* PROBLEM DESCRIPTION *
Reproduce the listing that follows with no differences at all.
※
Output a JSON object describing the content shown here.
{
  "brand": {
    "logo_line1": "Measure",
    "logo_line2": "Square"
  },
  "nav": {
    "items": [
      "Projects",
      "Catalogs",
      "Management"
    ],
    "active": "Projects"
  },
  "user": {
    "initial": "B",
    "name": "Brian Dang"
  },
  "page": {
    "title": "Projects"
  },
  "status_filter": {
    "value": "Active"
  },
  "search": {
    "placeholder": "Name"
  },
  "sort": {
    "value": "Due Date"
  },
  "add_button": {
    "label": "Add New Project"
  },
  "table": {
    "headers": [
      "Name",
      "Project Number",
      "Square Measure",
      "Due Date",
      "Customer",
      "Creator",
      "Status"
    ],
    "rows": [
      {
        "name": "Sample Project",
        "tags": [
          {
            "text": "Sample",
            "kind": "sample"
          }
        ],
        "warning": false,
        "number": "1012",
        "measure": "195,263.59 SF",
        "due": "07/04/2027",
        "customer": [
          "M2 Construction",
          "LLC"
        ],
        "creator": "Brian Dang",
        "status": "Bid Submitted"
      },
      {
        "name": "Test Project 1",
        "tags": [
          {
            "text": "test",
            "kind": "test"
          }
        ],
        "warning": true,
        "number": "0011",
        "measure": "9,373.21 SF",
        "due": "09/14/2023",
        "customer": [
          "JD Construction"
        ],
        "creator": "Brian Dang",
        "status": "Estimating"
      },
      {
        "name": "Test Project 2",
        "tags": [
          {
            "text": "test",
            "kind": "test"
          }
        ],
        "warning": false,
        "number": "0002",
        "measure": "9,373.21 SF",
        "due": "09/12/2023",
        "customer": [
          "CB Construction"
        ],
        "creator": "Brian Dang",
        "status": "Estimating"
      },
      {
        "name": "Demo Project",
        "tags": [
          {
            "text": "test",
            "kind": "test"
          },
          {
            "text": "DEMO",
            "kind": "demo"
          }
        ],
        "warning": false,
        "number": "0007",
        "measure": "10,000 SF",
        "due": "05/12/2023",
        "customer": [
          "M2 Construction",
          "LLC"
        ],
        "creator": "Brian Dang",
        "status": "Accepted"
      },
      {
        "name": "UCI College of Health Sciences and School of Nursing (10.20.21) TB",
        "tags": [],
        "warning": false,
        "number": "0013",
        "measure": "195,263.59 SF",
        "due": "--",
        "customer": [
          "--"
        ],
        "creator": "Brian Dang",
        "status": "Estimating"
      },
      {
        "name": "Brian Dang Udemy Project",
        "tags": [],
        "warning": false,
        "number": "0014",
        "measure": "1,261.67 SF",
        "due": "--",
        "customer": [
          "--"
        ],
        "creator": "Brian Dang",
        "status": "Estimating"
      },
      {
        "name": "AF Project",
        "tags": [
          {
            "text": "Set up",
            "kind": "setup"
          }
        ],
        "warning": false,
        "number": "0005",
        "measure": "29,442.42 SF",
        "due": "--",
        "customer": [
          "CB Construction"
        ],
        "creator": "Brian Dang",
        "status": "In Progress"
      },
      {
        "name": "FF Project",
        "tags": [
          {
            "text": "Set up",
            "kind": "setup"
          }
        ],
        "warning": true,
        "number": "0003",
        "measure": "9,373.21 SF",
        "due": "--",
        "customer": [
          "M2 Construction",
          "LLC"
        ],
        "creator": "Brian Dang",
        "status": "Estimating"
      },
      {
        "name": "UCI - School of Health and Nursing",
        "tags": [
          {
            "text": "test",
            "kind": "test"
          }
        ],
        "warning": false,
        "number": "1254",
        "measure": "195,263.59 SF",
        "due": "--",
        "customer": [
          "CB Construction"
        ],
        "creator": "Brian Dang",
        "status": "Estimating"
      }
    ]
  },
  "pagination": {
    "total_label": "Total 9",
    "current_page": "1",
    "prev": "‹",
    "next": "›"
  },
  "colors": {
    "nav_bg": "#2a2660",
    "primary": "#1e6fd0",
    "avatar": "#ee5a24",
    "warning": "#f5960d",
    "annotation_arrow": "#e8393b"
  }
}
※
* WRITTEN RESPONSE *
Output a JSON object describing the content shown here.
{
  "brand": {
    "logo_line1": "Measure",
    "logo_line2": "Square"
  },
  "nav": {
    "items": [
      "Projects",
      "Catalogs",
      "Management"
    ],
    "active": "Projects"
  },
  "user": {
    "initial": "B",
    "name": "Brian Dang"
  },
  "page": {
    "title": "Projects"
  },
  "status_filter": {
    "value": "Active"
  },
  "search": {
    "placeholder": "Name"
  },
  "sort": {
    "value": "Due Date"
  },
  "add_button": {
    "label": "Add New Project"
  },
  "table": {
    "headers": [
      "Name",
      "Project Number",
      "Square Measure",
      "Due Date",
      "Customer",
      "Creator",
      "Status"
    ],
    "rows": [
      {
        "name": "Sample Project",
        "tags": [
          {
            "text": "Sample",
            "kind": "sample"
          }
        ],
        "warning": false,
        "number": "1012",
        "measure": "195,263.59 SF",
        "due": "07/04/2027",
        "customer": [
          "M2 Construction",
          "LLC"
        ],
        "creator": "Brian Dang",
        "status": "Bid Submitted"
      },
      {
        "name": "Test Project 1",
        "tags": [
          {
            "text": "test",
            "kind": "test"
          }
        ],
        "warning": true,
        "number": "0011",
        "measure": "9,373.21 SF",
        "due": "09/14/2023",
        "customer": [
          "JD Construction"
        ],
        "creator": "Brian Dang",
        "status": "Estimating"
      },
      {
        "name": "Test Project 2",
        "tags": [
          {
            "text": "test",
            "kind": "test"
          }
        ],
        "warning": false,
        "number": "0002",
        "measure": "9,373.21 SF",
        "due": "09/12/2023",
        "customer": [
          "CB Construction"
        ],
        "creator": "Brian Dang",
        "status": "Estimating"
      },
      {
        "name": "Demo Project",
        "tags": [
          {
            "text": "test",
            "kind": "test"
          },
          {
            "text": "DEMO",
            "kind": "demo"
          }
        ],
        "warning": false,
        "number": "0007",
        "measure": "10,000 SF",
        "due": "05/12/2023",
        "customer": [
          "M2 Construction",
          "LLC"
        ],
        "creator": "Brian Dang",
        "status": "Accepted"
      },
      {
        "name": "UCI College of Health Sciences and School of Nursing (10.20.21) TB",
        "tags": [],
        "warning": false,
        "number": "0013",
        "measure": "195,263.59 SF",
        "due": "--",
        "customer": [
          "--"
        ],
        "creator": "Brian Dang",
        "status": "Estimating"
      },
      {
        "name": "Brian Dang Udemy Project",
        "tags": [],
        "warning": false,
        "number": "0014",
        "measure": "1,261.67 SF",
        "due": "--",
        "customer": [
          "--"
        ],
        "creator": "Brian Dang",
        "status": "Estimating"
      },
      {
        "name": "AF Project",
        "tags": [
          {
            "text": "Set up",
            "kind": "setup"
          }
        ],
        "warning": false,
        "number": "0005",
        "measure": "29,442.42 SF",
        "due": "--",
        "customer": [
          "CB Construction"
        ],
        "creator": "Brian Dang",
        "status": "In Progress"
      },
      {
        "name": "FF Project",
        "tags": [
          {
            "text": "Set up",
            "kind": "setup"
          }
        ],
        "warning": true,
        "number": "0003",
        "measure": "9,373.21 SF",
        "due": "--",
        "customer": [
          "M2 Construction",
          "LLC"
        ],
        "creator": "Brian Dang",
        "status": "Estimating"
      },
      {
        "name": "UCI - School of Health and Nursing",
        "tags": [
          {
            "text": "test",
            "kind": "test"
          }
        ],
        "warning": false,
        "number": "1254",
        "measure": "195,263.59 SF",
        "due": "--",
        "customer": [
          "CB Construction"
        ],
        "creator": "Brian Dang",
        "status": "Estimating"
      }
    ]
  },
  "pagination": {
    "total_label": "Total 9",
    "current_page": "1",
    "prev": "‹",
    "next": "›"
  },
  "colors": {
    "nav_bg": "#2a2660",
    "primary": "#1e6fd0",
    "avatar": "#ee5a24",
    "warning": "#f5960d",
    "annotation_arrow": "#e8393b"
  }
}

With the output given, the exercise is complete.